Write out, precisely and in full, each line of the material.
## start Data to process
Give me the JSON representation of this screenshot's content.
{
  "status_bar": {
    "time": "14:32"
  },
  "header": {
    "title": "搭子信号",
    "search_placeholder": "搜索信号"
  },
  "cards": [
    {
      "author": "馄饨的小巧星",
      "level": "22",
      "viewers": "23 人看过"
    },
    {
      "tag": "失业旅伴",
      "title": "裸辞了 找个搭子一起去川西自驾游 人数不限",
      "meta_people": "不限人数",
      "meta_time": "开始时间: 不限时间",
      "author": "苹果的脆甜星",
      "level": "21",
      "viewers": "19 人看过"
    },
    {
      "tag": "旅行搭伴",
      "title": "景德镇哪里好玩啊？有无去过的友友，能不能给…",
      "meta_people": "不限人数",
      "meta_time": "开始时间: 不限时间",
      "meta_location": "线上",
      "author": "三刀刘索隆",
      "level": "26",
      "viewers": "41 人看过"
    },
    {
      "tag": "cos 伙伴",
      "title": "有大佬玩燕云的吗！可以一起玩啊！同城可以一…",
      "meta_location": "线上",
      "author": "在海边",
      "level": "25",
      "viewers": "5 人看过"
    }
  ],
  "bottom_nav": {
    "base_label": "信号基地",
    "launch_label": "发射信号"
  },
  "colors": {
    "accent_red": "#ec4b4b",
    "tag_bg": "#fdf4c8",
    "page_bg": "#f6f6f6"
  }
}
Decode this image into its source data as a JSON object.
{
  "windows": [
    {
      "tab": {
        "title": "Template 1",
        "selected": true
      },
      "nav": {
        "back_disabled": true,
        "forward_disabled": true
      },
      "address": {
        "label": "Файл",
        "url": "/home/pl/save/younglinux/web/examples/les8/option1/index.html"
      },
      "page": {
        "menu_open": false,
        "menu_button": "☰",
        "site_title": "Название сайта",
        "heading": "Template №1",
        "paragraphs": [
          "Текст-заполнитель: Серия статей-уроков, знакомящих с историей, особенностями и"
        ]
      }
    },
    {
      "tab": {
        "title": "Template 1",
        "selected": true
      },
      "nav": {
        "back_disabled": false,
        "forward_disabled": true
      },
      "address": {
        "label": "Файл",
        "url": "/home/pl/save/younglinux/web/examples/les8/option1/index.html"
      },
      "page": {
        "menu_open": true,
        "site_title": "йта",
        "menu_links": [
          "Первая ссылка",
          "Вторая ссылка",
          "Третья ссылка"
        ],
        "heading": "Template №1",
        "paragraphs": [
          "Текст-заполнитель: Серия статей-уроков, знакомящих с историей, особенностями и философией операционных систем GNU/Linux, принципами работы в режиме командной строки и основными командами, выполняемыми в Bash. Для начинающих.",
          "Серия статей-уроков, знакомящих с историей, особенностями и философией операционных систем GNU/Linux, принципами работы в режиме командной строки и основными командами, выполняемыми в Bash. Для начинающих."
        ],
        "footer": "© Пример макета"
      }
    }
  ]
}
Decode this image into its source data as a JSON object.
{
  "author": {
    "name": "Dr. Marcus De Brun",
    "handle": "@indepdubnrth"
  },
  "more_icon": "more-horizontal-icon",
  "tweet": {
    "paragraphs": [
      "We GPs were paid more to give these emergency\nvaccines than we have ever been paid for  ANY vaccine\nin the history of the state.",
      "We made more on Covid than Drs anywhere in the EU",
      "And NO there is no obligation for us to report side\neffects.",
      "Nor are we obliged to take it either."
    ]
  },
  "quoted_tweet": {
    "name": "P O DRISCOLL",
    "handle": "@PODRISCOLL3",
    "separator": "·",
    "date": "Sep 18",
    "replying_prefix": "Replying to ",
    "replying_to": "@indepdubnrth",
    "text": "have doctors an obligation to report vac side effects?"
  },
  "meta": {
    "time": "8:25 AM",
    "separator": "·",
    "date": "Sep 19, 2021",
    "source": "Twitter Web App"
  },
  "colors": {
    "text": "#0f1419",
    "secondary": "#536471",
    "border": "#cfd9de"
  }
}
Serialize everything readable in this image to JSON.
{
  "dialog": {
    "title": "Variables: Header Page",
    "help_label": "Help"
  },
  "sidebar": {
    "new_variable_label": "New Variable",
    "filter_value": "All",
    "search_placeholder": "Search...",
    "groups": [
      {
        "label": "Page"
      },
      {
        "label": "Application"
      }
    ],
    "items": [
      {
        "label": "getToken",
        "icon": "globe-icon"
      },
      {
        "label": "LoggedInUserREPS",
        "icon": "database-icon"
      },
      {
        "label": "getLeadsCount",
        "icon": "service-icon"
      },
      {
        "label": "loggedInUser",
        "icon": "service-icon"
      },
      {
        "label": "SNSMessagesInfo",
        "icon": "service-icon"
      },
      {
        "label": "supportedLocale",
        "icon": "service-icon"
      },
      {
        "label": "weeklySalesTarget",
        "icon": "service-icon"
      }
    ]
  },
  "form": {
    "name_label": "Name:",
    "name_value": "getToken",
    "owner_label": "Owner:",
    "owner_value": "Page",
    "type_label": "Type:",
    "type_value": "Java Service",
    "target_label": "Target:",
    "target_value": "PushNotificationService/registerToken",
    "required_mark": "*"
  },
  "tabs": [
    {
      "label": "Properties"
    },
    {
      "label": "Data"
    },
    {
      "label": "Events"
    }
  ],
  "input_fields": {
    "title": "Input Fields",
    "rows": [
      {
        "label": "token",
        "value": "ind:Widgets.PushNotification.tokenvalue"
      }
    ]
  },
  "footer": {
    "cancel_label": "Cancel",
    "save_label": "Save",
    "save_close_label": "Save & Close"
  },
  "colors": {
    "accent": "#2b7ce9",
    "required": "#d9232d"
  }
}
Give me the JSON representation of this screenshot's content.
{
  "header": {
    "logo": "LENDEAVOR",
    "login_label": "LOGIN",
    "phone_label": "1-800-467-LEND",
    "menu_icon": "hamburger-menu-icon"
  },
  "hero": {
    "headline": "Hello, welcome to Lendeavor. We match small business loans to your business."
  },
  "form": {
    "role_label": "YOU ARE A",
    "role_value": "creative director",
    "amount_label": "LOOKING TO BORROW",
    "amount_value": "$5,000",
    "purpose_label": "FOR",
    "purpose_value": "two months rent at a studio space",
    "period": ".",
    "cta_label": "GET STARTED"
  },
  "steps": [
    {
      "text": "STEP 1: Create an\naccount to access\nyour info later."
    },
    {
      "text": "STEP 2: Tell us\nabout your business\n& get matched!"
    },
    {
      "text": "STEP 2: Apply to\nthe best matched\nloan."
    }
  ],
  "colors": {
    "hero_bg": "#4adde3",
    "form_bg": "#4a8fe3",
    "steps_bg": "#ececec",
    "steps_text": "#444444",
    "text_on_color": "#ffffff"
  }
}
## end Data to process
Finished exercise
Give me the JSON representation of this screenshot's content.
{
  "status_bar": {
    "time": "14:32"
  },
  "header": {
    "title": "搭子信号",
    "search_placeholder": "搜索信号"
  },
  "cards": [
    {
      "author": "馄饨的小巧星",
      "level": "22",
      "viewers": "23 人看过"
    },
    {
      "tag": "失业旅伴",
      "title": "裸辞了 找个搭子一起去川西自驾游 人数不限",
      "meta_people": "不限人数",
      "meta_time": "开始时间: 不限时间",
      "author": "苹果的脆甜星",
      "level": "21",
      "viewers": "19 人看过"
    },
    {
      "tag": "旅行搭伴",
      "title": "景德镇哪里好玩啊？有无去过的友友，能不能给…",
      "meta_people": "不限人数",
      "meta_time": "开始时间: 不限时间",
      "meta_location": "线上",
      "author": "三刀刘索隆",
      "level": "26",
      "viewers": "41 人看过"
    },
    {
      "tag": "cos 伙伴",
      "title": "有大佬玩燕云的吗！可以一起玩啊！同城可以一…",
      "meta_location": "线上",
      "author": "在海边",
      "level": "25",
      "viewers": "5 人看过"
    }
  ],
  "bottom_nav": {
    "base_label": "信号基地",
    "launch_label": "发射信号"
  },
  "colors": {
    "accent_red": "#ec4b4b",
    "tag_bg": "#fdf4c8",
    "page_bg": "#f6f6f6"
  }
}
Decode this image into its source data as a JSON object.
{
  "windows": [
    {
      "tab": {
        "title": "Template 1",
        "selected": true
      },
      "nav": {
        "back_disabled": true,
        "forward_disabled": true
      },
      "address": {
        "label": "Файл",
        "url": "/home/pl/save/younglinux/web/examples/les8/option1/index.html"
      },
      "page": {
        "menu_open": false,
        "menu_button": "☰",
        "site_title": "Название сайта",
        "heading": "Template №1",
        "paragraphs": [
          "Текст-заполнитель: Серия статей-уроков, знакомящих с историей, особенностями и"
        ]
      }
    },
    {
      "tab": {
        "title": "Template 1",
        "selected": true
      },
      "nav": {
        "back_disabled": false,
        "forward_disabled": true
      },
      "address": {
        "label": "Файл",
        "url": "/home/pl/save/younglinux/web/examples/les8/option1/index.html"
      },
      "page": {
        "menu_open": true,
        "site_title": "йта",
        "menu_links": [
          "Первая ссылка",
          "Вторая ссылка",
          "Третья ссылка"
        ],
        "heading": "Template №1",
        "paragraphs": [
          "Текст-заполнитель: Серия статей-уроков, знакомящих с историей, особенностями и философией операционных систем GNU/Linux, принципами работы в режиме командной строки и основными командами, выполняемыми в Bash. Для начинающих.",
          "Серия статей-уроков, знакомящих с историей, особенностями и философией операционных систем GNU/Linux, принципами работы в режиме командной строки и основными командами, выполняемыми в Bash. Для начинающих."
        ],
        "footer": "© Пример макета"
      }
    }
  ]
}
Decode this image into its source data as a JSON object.
{
  "author": {
    "name": "Dr. Marcus De Brun",
    "handle": "@indepdubnrth"
  },
  "more_icon": "more-horizontal-icon",
  "tweet": {
    "paragraphs": [
      "We GPs were paid more to give these emergency\nvaccines than we have ever been paid for  ANY vaccine\nin the history of the state.",
      "We made more on Covid than Drs anywhere in the EU",
      "And NO there is no obligation for us to report side\neffects.",
      "Nor are we obliged to take it either."
    ]
  },
  "quoted_tweet": {
    "name": "P O DRISCOLL",
    "handle": "@PODRISCOLL3",
    "separator": "·",
    "date": "Sep 18",
    "replying_prefix": "Replying to ",
    "replying_to": "@indepdubnrth",
    "text": "have doctors an obligation to report vac side effects?"
  },
  "meta": {
    "time": "8:25 AM",
    "separator": "·",
    "date": "Sep 19, 2021",
    "source": "Twitter Web App"
  },
  "colors": {
    "text": "#0f1419",
    "secondary": "#536471",
    "border": "#cfd9de"
  }
}
Serialize everything readable in this image to JSON.
{
  "dialog": {
    "title": "Variables: Header Page",
    "help_label": "Help"
  },
  "sidebar": {
    "new_variable_label": "New Variable",
    "filter_value": "All",
    "search_placeholder": "Search...",
    "groups": [
      {
        "label": "Page"
      },
      {
        "label": "Application"
      }
    ],
    "items": [
      {
        "label": "getToken",
        "icon": "globe-icon"
      },
      {
        "label": "LoggedInUserREPS",
        "icon": "database-icon"
      },
      {
        "label": "getLeadsCount",
        "icon": "service-icon"
      },
      {
        "label": "loggedInUser",
        "icon": "service-icon"
      },
      {
        "label": "SNSMessagesInfo",
        "icon": "service-icon"
      },
      {
        "label": "supportedLocale",
        "icon": "service-icon"
      },
      {
        "label": "weeklySalesTarget",
        "icon": "service-icon"
      }
    ]
  },
  "form": {
    "name_label": "Name:",
    "name_value": "getToken",
    "owner_label": "Owner:",
    "owner_value": "Page",
    "type_label": "Type:",
    "type_value": "Java Service",
    "target_label": "Target:",
    "target_value": "PushNotificationService/registerToken",
    "required_mark": "*"
  },
  "tabs": [
    {
      "label": "Properties"
    },
    {
      "label": "Data"
    },
    {
      "label": "Events"
    }
  ],
  "input_fields": {
    "title": "Input Fields",
    "rows": [
      {
        "label": "token",
        "value": "ind:Widgets.PushNotification.tokenvalue"
      }
    ]
  },
  "footer": {
    "cancel_label": "Cancel",
    "save_label": "Save",
    "save_close_label": "Save & Close"
  },
  "colors": {
    "accent": "#2b7ce9",
    "required": "#d9232d"
  }
}
Give me the JSON representation of this screenshot's content.
{
  "header": {
    "logo": "LENDEAVOR",
    "login_label": "LOGIN",
    "phone_label": "1-800-467-LEND",
    "menu_icon": "hamburger-menu-icon"
  },
  "hero": {
    "headline": "Hello, welcome to Lendeavor. We match small business loans to your business."
  },
  "form": {
    "role_label": "YOU ARE A",
    "role_value": "creative director",
    "amount_label": "LOOKING TO BORROW",
    "amount_value": "$5,000",
    "purpose_label": "FOR",
    "purpose_value": "two months rent at a studio space",
    "period": ".",
    "cta_label": "GET STARTED"
  },
  "steps": [
    {
      "text": "STEP 1: Create an\naccount to access\nyour info later."
    },
    {
      "text": "STEP 2: Tell us\nabout your business\n& get matched!"
    },
    {
      "text": "STEP 2: Apply to\nthe best matched\nloan."
    }
  ],
  "colors": {
    "hero_bg": "#4adde3",
    "form_bg": "#4a8fe3",
    "steps_bg": "#ececec",
    "steps_text": "#444444",
    "text_on_color": "#ffffff"
  }
}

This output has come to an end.